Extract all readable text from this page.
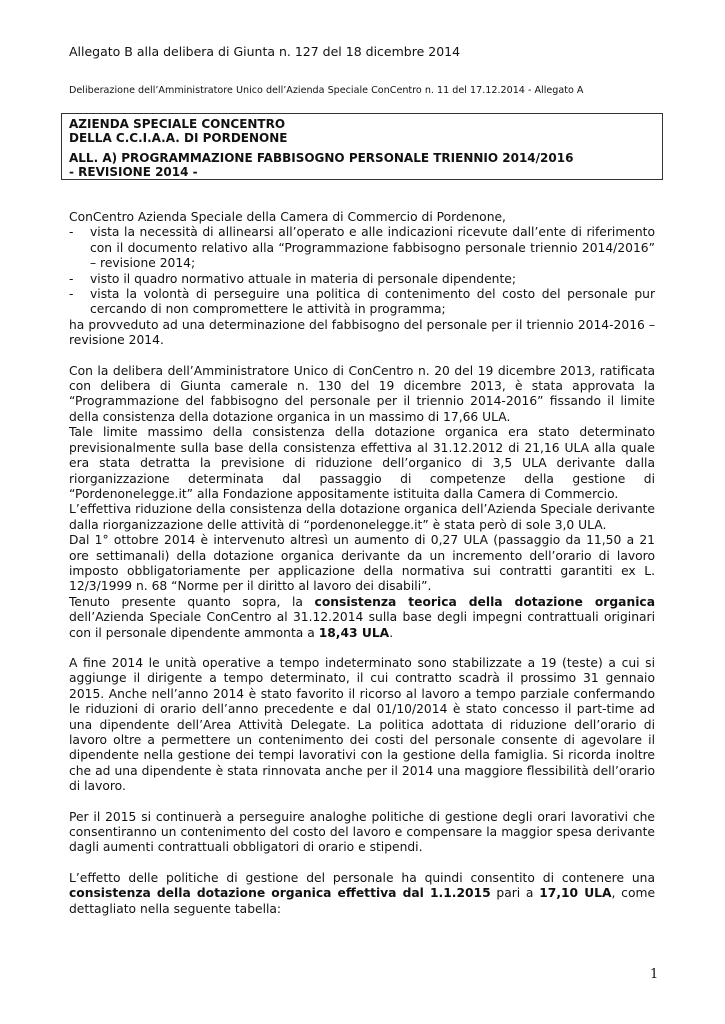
Allegato B alla delibera di Giunta n. 127 del 18 dicembre 2014
Deliberazione dell’Amministratore Unico dell’Azienda Speciale ConCentro n. 11 del 17.12.2014 - Allegato A
AZIENDA SPECIALE CONCENTRO
DELLA C.C.I.A.A. DI PORDENONE
ALL. A) PROGRAMMAZIONE FABBISOGNO PERSONALE TRIENNIO 2014/2016
- REVISIONE 2014 -

ConCentro Azienda Speciale della Camera di Commercio di Pordenone,

- vista la necessità di allinearsi all’operato e alle indicazioni ricevute dall’ente di riferimento con il documento relativo alla “Programmazione fabbisogno personale triennio 2014/2016” – revisione 2014;
- visto il quadro normativo attuale in materia di personale dipendente;
- vista la volontà di perseguire una politica di contenimento del costo del personale pur cercando di non compromettere le attività in programma;

ha provveduto ad una determinazione del fabbisogno del personale per il triennio 2014-2016 – revisione 2014.

Con la delibera dell’Amministratore Unico di ConCentro n. 20 del 19 dicembre 2013, ratificata con delibera di Giunta camerale n. 130 del 19 dicembre 2013, è stata approvata la “Programmazione del fabbisogno del personale per il triennio 2014-2016” fissando il limite della consistenza della dotazione organica in un massimo di 17,66 ULA.

Tale limite massimo della consistenza della dotazione organica era stato determinato previsionalmente sulla base della consistenza effettiva al 31.12.2012 di 21,16 ULA alla quale era stata detratta la previsione di riduzione dell’organico di 3,5 ULA derivante dalla riorganizzazione determinata dal passaggio di competenze della gestione di “Pordenonelegge.it” alla Fondazione appositamente istituita dalla Camera di Commercio.

L’effettiva riduzione della consistenza della dotazione organica dell’Azienda Speciale derivante dalla riorganizzazione delle attività di “pordenonelegge.it” è stata però di sole 3,0 ULA.

Dal 1° ottobre 2014 è intervenuto altresì un aumento di 0,27 ULA (passaggio da 11,50 a 21 ore settimanali) della dotazione organica derivante da un incremento dell’orario di lavoro imposto obbligatoriamente per applicazione della normativa sui contratti garantiti ex L. 12/3/1999 n. 68 “Norme per il diritto al lavoro dei disabili”.

Tenuto presente quanto sopra, la consistenza teorica della dotazione organica dell’Azienda Speciale ConCentro al 31.12.2014 sulla base degli impegni contrattuali originari con il personale dipendente ammonta a 18,43 ULA.

A fine 2014 le unità operative a tempo indeterminato sono stabilizzate a 19 (teste) a cui si aggiunge il dirigente a tempo determinato, il cui contratto scadrà il prossimo 31 gennaio 2015. Anche nell’anno 2014 è stato favorito il ricorso al lavoro a tempo parziale confermando le riduzioni di orario dell’anno precedente e dal 01/10/2014 è stato concesso il part-time ad una dipendente dell’Area Attività Delegate. La politica adottata di riduzione dell’orario di lavoro oltre a permettere un contenimento dei costi del personale consente di agevolare il dipendente nella gestione dei tempi lavorativi con la gestione della famiglia. Si ricorda inoltre che ad una dipendente è stata rinnovata anche per il 2014 una maggiore flessibilità dell’orario di lavoro.

Per il 2015 si continuerà a perseguire analoghe politiche di gestione degli orari lavorativi che consentiranno un contenimento del costo del lavoro e compensare la maggior spesa derivante dagli aumenti contrattuali obbligatori di orario e stipendi.

L’effetto delle politiche di gestione del personale ha quindi consentito di contenere una consistenza della dotazione organica effettiva dal 1.1.2015 pari a 17,10 ULA, come dettagliato nella seguente tabella:

1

===============

The request: In the entries above, find every line with the word "Allegato" and list it.

The solution:
Allegato B alla delibera di Giunta n. 127 del 18 dicembre 2014
Deliberazione dell’Amministratore Unico dell’Azienda Speciale ConCentro n. 11 del 17.12.2014 - Allegato A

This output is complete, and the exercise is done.